» **PROBLEM DETAILS**
Please carry on the ActiveRecord question-and-answer thread, starting right after its last line.

(TEXT PASSAGE)

Reputation: 9773
Sorry if my question is poorly worded. I'm struggling to express it well. Lets try it in code!
I have a client model that has_many projects. If I have an ActiveRecord relation generated like so;
clients = Client.where(':sign_up_time < ?', Time.now)
and I want to get a list of all of the projects belonging to the clients returned in this relation, how would I go about it? I can do it in Ruby easily enough and get an array of projects returned, e.g.
projects = clients.inject([]) {|proj,cli| proj << cli.projects}.flatten
which is absolutely fine, but I thought there might be a nice clean way of doing this in ActiveRecord.
The important thing is that I want to use the clients
object as my starting point.
Upvotes: 0
Views: 1013
Reputation: 10701
I believe what you want is a join, read all about it:
http://guides.rubyonrails.org/active_record_querying.html#joining-tables
Project.joins(:clients).where(:clients=>'sign_up_time < ?', Time.now)

(End TEXT PASSAGE)
(RECORD SET)

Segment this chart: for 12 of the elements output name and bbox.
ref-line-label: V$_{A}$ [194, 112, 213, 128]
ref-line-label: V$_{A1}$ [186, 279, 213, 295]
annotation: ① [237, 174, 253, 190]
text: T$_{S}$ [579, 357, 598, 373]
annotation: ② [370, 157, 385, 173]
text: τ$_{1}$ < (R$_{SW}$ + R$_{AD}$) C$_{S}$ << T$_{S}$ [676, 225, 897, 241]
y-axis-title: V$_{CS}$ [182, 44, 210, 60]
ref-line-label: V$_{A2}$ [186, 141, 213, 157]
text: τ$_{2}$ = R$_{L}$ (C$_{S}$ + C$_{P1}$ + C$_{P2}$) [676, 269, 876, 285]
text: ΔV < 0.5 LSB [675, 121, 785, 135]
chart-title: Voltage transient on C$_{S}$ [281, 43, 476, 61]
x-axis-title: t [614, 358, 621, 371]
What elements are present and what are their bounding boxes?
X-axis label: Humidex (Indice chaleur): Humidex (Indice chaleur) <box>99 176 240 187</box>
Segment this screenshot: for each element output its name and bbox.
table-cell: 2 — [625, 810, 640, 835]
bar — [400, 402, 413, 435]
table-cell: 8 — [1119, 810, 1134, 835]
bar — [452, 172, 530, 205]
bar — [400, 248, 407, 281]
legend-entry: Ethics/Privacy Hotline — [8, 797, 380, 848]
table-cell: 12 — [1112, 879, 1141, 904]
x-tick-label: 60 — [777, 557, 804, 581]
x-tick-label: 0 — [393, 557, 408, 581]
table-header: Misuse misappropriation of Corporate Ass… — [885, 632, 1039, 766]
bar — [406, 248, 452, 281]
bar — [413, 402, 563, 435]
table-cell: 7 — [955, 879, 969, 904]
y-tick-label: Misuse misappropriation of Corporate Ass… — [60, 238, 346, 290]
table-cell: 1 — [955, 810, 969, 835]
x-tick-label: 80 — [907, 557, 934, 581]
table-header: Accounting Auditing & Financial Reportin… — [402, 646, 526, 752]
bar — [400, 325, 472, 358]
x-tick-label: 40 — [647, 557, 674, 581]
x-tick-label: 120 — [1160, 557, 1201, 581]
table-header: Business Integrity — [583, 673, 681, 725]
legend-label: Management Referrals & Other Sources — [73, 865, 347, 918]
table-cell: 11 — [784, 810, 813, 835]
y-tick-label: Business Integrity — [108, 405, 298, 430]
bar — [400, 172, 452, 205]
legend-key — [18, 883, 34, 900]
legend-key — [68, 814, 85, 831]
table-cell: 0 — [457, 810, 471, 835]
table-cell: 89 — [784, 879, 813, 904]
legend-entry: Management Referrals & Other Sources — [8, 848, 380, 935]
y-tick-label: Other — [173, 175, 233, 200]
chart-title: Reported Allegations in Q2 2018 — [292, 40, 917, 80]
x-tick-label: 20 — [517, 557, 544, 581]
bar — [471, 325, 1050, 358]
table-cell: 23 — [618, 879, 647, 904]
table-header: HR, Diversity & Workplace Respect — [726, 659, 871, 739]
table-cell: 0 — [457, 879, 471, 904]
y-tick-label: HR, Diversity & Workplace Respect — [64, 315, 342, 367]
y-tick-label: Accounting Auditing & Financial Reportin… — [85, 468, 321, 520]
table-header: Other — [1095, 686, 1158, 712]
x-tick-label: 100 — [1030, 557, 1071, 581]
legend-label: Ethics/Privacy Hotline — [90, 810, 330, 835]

(End RECORD SET)

» **EXERCISE RESPONSE**
Upvotes: 3
Reputation: 96944
This isn't really ActiveRecord, but doing the following is somewhat of an idiom for doing this:
projects = Client.where(':sign_up_time < ?', Time.now).map(&:projects).flatten
this is pretty much the same as what you have, but much more cleanly written. You could also do something this, though:
clients = Client.where(':sign_up_time < ?', Time.now)
projects = Project.where(:client_id => clients)
This results in projects
being an ActiveRecord::Relation
rather than an array, which can be more useful. It's also a more SQL-oriented approach, which can be faster.